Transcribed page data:
═══

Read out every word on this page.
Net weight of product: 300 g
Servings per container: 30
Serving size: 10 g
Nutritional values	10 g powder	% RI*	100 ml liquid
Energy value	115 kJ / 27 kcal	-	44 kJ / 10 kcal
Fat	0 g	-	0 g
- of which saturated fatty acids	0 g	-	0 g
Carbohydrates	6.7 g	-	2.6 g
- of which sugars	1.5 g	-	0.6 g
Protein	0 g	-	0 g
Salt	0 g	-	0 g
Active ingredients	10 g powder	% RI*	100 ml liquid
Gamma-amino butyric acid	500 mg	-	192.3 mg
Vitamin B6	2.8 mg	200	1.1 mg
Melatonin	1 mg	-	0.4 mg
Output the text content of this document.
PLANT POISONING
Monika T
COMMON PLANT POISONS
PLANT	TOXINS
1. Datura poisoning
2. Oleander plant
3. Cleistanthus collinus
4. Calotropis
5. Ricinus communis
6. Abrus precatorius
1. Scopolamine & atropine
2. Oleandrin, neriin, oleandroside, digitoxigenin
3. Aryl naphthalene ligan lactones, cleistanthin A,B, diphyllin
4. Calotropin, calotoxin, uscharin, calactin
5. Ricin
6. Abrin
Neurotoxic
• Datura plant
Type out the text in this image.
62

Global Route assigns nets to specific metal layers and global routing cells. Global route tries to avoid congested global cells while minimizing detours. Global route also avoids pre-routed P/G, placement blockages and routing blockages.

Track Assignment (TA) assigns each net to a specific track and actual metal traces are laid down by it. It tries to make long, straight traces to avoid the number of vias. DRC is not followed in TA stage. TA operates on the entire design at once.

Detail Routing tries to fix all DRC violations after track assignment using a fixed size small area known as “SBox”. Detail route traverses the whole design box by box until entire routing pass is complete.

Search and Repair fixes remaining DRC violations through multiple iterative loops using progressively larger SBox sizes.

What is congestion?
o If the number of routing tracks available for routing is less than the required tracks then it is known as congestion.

═══

Write out again, exactly as they appear above, the lines from the one containing "Type out the text in this image." to the final line, and only those.

> Answer box:
Type out the text in this image.
62

Global Route assigns nets to specific metal layers and global routing cells. Global route tries to avoid congested global cells while minimizing detours. Global route also avoids pre-routed P/G, placement blockages and routing blockages.

Track Assignment (TA) assigns each net to a specific track and actual metal traces are laid down by it. It tries to make long, straight traces to avoid the number of vias. DRC is not followed in TA stage. TA operates on the entire design at once.

Detail Routing tries to fix all DRC violations after track assignment using a fixed size small area known as “SBox”. Detail route traverses the whole design box by box until entire routing pass is complete.

Search and Repair fixes remaining DRC violations through multiple iterative loops using progressively larger SBox sizes.

What is congestion?
o If the number of routing tracks available for routing is less than the required tracks then it is known as congestion.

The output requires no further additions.